_GIVEN PROBLEM_
Gather every line below where "Поддержка" appears.

(Stored entries)
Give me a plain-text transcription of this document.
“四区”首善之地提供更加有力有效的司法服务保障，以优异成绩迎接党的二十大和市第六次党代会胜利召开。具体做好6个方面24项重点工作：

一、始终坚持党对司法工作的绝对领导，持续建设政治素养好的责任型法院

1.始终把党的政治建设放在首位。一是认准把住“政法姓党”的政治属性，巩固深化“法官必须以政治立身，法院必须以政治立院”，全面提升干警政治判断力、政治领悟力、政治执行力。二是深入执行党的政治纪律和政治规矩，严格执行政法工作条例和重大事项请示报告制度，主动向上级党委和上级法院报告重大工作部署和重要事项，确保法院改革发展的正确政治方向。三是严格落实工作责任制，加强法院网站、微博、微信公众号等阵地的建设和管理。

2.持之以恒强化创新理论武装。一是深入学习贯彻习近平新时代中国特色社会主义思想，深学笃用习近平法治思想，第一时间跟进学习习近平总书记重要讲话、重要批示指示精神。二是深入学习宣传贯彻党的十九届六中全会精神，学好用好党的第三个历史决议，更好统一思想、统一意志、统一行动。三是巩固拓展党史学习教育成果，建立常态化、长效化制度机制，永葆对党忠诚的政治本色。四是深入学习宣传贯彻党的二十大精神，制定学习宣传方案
* * *
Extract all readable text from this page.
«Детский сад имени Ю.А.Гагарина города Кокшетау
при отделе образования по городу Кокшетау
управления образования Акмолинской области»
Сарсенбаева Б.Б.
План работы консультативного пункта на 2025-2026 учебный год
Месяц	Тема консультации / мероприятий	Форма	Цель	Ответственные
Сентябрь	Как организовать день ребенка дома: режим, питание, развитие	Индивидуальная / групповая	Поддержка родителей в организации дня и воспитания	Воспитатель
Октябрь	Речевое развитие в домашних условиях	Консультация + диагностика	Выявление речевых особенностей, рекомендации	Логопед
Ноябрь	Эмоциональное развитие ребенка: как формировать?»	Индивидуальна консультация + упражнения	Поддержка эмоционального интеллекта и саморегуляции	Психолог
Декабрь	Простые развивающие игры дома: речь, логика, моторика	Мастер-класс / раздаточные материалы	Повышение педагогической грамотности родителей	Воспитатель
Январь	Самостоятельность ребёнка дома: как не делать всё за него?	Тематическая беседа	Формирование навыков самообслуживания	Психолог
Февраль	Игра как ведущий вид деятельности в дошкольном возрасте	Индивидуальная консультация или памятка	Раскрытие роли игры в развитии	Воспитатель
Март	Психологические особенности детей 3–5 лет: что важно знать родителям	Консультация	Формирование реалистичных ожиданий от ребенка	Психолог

_EXERCISE RESPONSE_
Сентябрь	Как организовать день ребенка дома: режим, питание, развитие	Индивидуальная / групповая	Поддержка родителей в организации дня и воспитания	Воспитатель
Ноябрь	Эмоциональное развитие ребенка: как формировать?»	Индивидуальна консультация + упражнения	Поддержка эмоционального интеллекта и саморегуляции	Психолог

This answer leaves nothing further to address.